**EXERCISE GOAL**. Starting with the line that contains "Serialize everything readable", write out each line through the end of the listing, unchanged. Output nothing else.

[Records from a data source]
::::::
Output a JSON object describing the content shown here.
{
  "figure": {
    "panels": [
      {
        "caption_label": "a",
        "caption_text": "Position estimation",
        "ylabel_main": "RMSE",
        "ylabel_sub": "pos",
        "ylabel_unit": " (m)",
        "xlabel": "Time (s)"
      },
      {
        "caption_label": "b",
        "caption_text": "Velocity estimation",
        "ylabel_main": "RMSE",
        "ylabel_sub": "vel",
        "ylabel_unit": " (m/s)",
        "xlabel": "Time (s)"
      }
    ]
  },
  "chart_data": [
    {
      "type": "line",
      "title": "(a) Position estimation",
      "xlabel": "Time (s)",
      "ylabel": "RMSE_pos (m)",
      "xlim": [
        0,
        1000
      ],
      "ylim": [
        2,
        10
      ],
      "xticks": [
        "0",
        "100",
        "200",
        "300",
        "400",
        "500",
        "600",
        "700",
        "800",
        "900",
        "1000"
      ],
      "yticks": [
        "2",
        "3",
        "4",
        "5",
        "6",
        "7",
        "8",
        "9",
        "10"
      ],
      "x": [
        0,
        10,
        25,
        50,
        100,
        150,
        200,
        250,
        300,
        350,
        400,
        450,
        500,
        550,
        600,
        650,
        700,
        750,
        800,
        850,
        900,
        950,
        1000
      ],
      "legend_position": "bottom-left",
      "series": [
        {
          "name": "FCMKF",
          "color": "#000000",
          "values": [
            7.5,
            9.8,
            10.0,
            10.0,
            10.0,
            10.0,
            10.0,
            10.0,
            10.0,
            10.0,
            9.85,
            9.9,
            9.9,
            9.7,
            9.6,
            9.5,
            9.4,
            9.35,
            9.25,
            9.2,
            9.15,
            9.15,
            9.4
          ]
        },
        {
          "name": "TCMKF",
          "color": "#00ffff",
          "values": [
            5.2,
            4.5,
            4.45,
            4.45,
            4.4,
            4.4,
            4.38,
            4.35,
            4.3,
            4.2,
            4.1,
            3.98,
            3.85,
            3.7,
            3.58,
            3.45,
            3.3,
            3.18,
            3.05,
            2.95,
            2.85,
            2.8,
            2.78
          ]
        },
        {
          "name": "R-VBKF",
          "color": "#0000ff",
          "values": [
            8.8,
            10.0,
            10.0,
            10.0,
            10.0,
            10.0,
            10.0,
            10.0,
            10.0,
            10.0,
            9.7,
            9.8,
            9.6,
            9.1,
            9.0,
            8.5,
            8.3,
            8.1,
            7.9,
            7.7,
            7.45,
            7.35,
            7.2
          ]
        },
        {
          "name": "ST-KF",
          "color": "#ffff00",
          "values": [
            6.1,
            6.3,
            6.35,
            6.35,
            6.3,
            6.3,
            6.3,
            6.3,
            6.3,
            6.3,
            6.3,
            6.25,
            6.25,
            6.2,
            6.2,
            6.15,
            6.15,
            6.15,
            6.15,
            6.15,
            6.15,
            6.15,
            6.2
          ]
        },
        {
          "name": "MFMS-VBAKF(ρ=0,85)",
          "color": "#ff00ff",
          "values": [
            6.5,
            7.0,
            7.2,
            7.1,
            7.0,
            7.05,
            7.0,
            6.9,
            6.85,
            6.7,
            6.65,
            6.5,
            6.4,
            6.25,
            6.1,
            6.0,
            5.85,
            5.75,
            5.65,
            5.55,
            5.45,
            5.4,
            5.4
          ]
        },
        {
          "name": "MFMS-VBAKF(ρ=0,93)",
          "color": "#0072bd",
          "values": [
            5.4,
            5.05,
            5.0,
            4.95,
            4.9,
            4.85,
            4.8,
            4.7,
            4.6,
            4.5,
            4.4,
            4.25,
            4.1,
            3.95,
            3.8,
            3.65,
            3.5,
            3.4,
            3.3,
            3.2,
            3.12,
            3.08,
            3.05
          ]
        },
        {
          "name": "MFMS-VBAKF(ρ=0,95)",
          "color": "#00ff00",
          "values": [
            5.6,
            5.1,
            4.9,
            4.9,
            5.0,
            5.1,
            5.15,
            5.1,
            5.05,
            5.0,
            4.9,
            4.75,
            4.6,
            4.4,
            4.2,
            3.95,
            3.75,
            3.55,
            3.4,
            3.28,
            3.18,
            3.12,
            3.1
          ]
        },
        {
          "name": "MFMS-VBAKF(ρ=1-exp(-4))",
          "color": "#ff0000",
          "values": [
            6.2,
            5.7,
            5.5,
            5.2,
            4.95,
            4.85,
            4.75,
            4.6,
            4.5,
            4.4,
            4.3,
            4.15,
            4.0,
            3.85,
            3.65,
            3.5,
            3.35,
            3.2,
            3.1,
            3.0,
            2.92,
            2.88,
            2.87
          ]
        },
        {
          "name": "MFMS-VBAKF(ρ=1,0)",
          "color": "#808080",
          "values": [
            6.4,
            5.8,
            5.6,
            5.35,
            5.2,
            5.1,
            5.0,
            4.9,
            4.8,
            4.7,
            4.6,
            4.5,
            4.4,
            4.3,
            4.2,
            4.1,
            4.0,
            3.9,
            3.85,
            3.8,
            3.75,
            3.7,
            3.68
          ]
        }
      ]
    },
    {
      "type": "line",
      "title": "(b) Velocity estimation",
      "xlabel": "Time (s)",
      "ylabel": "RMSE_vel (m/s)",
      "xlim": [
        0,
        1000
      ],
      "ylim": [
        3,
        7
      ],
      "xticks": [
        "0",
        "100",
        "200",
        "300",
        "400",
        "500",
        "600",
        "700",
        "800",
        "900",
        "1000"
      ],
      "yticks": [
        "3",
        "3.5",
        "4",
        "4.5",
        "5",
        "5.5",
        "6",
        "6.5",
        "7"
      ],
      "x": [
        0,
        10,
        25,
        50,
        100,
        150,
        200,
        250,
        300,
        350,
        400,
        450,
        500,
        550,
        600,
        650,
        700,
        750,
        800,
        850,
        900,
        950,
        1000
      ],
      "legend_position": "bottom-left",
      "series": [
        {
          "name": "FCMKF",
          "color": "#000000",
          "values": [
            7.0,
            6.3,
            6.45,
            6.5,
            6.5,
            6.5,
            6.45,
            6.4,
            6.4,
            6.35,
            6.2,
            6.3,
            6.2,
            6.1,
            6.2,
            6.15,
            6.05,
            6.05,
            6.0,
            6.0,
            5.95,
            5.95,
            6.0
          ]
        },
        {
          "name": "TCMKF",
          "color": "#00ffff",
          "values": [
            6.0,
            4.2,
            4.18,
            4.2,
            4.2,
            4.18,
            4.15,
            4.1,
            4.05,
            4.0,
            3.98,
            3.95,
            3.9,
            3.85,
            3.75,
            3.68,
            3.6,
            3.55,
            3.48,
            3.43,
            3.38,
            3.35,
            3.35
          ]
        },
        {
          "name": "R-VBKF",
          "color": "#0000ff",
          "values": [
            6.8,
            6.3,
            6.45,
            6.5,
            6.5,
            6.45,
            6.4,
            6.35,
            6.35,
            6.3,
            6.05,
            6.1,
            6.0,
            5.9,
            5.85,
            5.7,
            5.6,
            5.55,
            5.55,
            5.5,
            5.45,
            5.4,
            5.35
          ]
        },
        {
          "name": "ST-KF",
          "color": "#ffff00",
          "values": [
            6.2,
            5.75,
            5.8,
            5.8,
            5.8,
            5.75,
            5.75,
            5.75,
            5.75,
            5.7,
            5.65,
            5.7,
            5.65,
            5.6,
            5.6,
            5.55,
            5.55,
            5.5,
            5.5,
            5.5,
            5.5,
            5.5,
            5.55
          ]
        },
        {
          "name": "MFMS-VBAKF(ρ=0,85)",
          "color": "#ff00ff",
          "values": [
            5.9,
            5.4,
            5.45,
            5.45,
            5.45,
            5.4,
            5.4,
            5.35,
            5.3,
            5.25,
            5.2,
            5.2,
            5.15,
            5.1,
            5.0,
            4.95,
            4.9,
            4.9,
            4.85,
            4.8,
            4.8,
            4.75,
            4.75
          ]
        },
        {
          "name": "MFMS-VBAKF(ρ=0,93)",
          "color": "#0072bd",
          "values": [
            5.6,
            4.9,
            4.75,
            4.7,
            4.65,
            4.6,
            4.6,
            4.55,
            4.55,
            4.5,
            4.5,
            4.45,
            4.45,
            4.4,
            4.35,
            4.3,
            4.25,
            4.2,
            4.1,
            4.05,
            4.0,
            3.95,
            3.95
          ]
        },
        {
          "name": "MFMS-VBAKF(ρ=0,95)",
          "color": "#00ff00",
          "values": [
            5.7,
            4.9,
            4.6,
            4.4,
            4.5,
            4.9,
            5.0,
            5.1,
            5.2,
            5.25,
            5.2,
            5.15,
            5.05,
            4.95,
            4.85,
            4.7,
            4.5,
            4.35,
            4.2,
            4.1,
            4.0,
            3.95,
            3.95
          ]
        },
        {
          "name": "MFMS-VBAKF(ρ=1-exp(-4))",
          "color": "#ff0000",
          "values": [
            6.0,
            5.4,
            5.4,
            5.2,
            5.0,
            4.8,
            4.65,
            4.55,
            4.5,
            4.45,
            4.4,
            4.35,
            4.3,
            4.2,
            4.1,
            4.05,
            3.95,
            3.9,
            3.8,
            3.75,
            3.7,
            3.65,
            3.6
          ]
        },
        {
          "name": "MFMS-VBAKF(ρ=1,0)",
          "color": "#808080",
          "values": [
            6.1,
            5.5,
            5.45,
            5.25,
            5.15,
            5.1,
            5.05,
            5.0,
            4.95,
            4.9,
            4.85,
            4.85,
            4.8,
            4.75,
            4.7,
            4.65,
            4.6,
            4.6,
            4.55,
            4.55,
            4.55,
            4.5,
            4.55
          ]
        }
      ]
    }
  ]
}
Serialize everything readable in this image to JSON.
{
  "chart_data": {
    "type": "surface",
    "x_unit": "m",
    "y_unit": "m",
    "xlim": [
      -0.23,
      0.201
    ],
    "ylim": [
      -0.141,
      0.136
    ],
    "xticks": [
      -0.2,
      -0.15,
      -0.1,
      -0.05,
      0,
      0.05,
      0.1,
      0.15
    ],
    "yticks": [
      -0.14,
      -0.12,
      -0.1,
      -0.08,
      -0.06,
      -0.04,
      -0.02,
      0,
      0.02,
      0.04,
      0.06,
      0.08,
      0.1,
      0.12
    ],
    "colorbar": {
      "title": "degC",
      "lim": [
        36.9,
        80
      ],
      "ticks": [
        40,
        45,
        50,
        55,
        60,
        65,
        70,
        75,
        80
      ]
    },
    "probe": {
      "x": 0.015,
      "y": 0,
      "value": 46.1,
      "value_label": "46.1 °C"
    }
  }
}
::::::
**SOLUTION FOR THIS PROBLEM**.
Serialize everything readable in this image to JSON.
{
  "chart_data": {
    "type": "surface",
    "x_unit": "m",
    "y_unit": "m",
    "xlim": [
      -0.23,
      0.201
    ],
    "ylim": [
      -0.141,
      0.136
    ],
    "xticks": [
      -0.2,
      -0.15,
      -0.1,
      -0.05,
      0,
      0.05,
      0.1,
      0.15
    ],
    "yticks": [
      -0.14,
      -0.12,
      -0.1,
      -0.08,
      -0.06,
      -0.04,
      -0.02,
      0,
      0.02,
      0.04,
      0.06,
      0.08,
      0.1,
      0.12
    ],
    "colorbar": {
      "title": "degC",
      "lim": [
        36.9,
        80
      ],
      "ticks": [
        40,
        45,
        50,
        55,
        60,
        65,
        70,
        75,
        80
      ]
    },
    "probe": {
      "x": 0.015,
      "y": 0,
      "value": 46.1,
      "value_label": "46.1 °C"
    }
  }
}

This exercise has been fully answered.